**WRITTEN EXERCISE**: Only the number is wanted: how many lines contain the string "Velocidad"?

# # #

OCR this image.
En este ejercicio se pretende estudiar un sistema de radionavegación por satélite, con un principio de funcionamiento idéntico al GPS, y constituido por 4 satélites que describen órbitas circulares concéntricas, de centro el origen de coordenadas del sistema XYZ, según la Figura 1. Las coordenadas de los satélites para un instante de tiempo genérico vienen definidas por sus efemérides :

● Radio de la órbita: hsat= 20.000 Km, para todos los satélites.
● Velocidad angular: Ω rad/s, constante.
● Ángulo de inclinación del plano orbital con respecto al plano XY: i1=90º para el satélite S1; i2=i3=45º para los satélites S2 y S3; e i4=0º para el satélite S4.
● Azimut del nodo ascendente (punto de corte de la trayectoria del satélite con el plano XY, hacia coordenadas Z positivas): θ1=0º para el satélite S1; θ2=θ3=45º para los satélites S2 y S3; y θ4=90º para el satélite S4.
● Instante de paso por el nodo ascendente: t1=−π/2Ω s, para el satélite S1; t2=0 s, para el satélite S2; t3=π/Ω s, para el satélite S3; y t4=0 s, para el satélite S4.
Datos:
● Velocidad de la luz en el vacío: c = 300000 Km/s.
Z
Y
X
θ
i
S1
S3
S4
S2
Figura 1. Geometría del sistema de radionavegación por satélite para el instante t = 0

# # #

**ANSWER TO THIS PROBLEM**: 2